» **Extracted text**

┄┄┄┄┄┄┄┄┄┄

Flourish, the monthly newspaper of the Catholic Archdiocese of Glasgow

From the January 2020 edition…

St Aloysius joy as students win top education award

Ten refugees and asylum seekers who were taught English by volunteers from St Aloysius’ parish, Garnethill, have been honoured with a prestigious educational award.

The students who fled their homes in Eritrea, Sudan, Yemen and Iraq and went on to achieve important qualifications in Glasgow, were named the outstanding student group for Science for ESOL (English for Speakers of Other Languages) Glasgow in a UK-wide competition sponsored by the Workers Educational Association.

The Glasgow group were the only Scottish winners in the WEA 2019 Educational Impact Awards, which recognise learners, tutors, volunteers, partners and staff from across the nation who have “transformed their own lives and the lives of others through lifelong learning”.

┄┄┄┄┄┄┄┄┄┄

» **Actions to take**
#1 Condense the paragraph in the award article above that begins "The students who fled their homes" into a shorter version that keeps its main facts.
#2 Print the passage of the award article above that begins at the words "Flourish, the monthly" and stops after "Workers Educational Association.".

» **Dataset**

┄┄┄┄┄┄┄┄┄┄

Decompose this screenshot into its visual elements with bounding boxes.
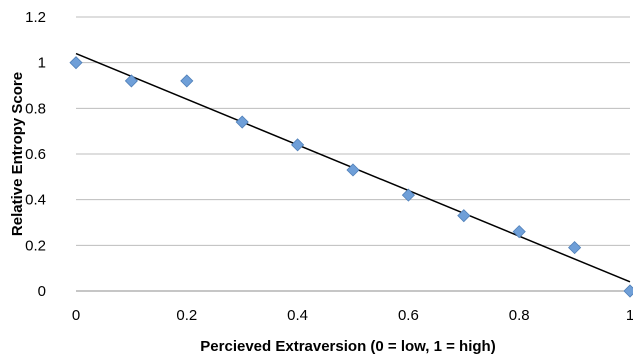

┄┄┄┄┄┄┄┄┄┄

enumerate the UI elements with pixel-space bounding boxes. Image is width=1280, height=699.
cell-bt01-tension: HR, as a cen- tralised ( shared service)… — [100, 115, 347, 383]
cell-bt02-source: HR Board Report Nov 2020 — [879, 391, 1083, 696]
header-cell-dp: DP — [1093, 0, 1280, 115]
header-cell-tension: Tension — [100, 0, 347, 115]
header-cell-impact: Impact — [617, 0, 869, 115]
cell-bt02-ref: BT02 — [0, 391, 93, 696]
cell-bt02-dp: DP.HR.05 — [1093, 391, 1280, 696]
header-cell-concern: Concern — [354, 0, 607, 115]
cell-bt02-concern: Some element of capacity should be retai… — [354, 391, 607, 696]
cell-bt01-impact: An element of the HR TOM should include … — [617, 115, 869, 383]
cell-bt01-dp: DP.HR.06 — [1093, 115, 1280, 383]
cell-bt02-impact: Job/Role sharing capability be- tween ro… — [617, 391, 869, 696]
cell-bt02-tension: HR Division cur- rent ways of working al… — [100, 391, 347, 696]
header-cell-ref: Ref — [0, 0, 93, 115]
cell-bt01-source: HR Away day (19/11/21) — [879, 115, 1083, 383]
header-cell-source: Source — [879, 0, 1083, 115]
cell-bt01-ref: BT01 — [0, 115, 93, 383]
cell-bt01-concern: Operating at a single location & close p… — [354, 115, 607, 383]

┄┄┄┄┄┄┄┄┄┄

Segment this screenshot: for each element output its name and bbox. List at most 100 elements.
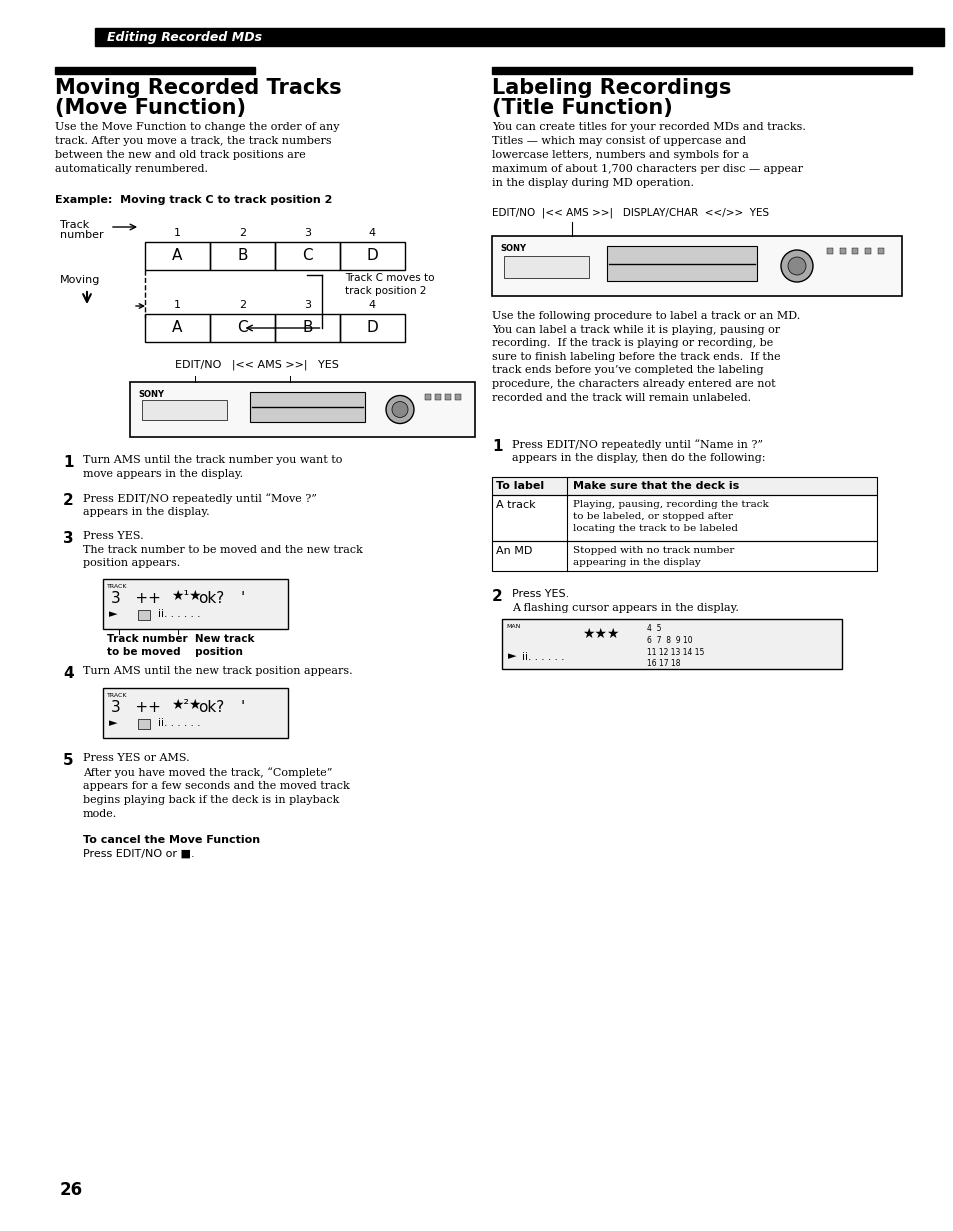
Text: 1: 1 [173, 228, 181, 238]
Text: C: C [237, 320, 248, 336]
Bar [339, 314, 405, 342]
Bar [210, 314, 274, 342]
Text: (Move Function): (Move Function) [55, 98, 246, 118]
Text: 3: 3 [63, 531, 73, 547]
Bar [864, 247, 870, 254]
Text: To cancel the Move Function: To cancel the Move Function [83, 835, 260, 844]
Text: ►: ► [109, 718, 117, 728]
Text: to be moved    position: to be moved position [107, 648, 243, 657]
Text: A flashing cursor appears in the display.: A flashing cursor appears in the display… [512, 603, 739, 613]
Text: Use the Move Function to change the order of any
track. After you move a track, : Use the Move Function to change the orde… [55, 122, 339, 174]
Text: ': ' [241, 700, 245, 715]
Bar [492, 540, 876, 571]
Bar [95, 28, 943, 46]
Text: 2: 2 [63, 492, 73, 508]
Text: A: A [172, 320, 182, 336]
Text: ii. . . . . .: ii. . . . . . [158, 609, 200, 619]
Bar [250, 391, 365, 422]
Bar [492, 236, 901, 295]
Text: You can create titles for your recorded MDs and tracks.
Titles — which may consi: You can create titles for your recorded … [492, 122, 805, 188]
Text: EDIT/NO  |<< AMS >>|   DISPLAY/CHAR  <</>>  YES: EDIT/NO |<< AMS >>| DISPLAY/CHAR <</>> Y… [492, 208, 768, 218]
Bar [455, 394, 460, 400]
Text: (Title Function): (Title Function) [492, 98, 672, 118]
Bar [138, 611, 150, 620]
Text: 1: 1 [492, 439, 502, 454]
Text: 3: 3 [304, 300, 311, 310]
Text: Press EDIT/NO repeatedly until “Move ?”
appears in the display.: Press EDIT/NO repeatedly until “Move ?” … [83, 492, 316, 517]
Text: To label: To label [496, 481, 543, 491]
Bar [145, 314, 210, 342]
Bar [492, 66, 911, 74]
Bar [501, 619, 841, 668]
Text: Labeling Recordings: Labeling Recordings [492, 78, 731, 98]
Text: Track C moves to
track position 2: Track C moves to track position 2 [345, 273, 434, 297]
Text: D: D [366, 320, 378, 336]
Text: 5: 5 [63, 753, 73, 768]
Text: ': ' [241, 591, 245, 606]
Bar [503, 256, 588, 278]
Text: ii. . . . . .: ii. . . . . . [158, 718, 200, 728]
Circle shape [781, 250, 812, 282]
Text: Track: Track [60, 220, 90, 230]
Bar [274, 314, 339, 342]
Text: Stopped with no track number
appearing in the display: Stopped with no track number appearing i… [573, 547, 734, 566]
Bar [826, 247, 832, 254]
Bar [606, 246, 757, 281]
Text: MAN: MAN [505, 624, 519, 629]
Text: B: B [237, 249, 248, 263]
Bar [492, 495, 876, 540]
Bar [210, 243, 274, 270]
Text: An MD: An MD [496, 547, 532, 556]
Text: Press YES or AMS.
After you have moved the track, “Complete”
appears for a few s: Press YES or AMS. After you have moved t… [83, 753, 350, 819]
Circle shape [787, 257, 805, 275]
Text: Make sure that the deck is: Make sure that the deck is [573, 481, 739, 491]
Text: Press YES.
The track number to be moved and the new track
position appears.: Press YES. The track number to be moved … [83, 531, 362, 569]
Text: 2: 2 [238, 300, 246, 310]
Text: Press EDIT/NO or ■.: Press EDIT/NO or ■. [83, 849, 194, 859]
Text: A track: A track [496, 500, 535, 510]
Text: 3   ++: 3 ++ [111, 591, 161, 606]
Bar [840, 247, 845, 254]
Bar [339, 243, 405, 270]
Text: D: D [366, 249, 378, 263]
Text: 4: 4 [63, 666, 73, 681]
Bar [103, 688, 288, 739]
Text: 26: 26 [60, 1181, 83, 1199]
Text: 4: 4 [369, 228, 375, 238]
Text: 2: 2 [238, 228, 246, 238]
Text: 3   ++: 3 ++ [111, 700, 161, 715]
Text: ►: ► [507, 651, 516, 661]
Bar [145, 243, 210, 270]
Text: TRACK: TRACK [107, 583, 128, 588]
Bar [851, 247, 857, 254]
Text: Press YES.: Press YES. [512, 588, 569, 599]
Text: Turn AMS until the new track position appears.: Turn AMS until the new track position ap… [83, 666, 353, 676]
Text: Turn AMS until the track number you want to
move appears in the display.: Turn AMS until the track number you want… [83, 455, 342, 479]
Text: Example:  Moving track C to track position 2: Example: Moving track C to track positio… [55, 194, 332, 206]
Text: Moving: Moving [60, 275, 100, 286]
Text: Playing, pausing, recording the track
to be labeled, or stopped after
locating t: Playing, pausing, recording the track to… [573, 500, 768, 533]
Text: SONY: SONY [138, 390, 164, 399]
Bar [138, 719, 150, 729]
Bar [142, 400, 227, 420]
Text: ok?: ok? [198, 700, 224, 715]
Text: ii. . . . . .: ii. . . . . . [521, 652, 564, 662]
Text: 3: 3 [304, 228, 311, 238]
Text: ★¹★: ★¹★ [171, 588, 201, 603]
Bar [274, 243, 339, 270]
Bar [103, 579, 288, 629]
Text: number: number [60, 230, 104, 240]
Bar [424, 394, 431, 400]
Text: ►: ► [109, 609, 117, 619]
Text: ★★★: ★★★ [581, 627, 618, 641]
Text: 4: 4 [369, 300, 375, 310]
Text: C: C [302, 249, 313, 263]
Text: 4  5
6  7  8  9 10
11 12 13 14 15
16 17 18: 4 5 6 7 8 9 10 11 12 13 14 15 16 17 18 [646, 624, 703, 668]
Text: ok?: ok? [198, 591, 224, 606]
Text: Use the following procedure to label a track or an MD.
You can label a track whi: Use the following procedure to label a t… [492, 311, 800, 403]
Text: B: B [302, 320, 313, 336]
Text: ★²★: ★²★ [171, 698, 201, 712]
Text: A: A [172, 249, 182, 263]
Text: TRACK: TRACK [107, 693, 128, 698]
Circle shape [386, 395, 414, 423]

┄┄┄┄┄┄┄┄┄┄

» **Solutions to each task**
#1 Students who fled Eritrea, Sudan, Yemen and Iraq and earned important qualifications in Glasgow were named the outstanding student group for Science for ESOL Glasgow in a UK-wide competition sponsored by the Workers Educational Association.

#2
Flourish, the monthly newspaper of the Catholic Archdiocese of Glasgow

From the January 2020 edition…

St Aloysius joy as students win top education award

Ten refugees and asylum seekers who were taught English by volunteers from St Aloysius’ parish, Garnethill, have been honoured with a prestigious educational award.

The students who fled their homes in Eritrea, Sudan, Yemen and Iraq and went on to achieve important qualifications in Glasgow, were named the outstanding student group for Science for ESOL (English for Speakers of Other Languages) Glasgow in a UK-wide competition sponsored by the Workers Educational Association.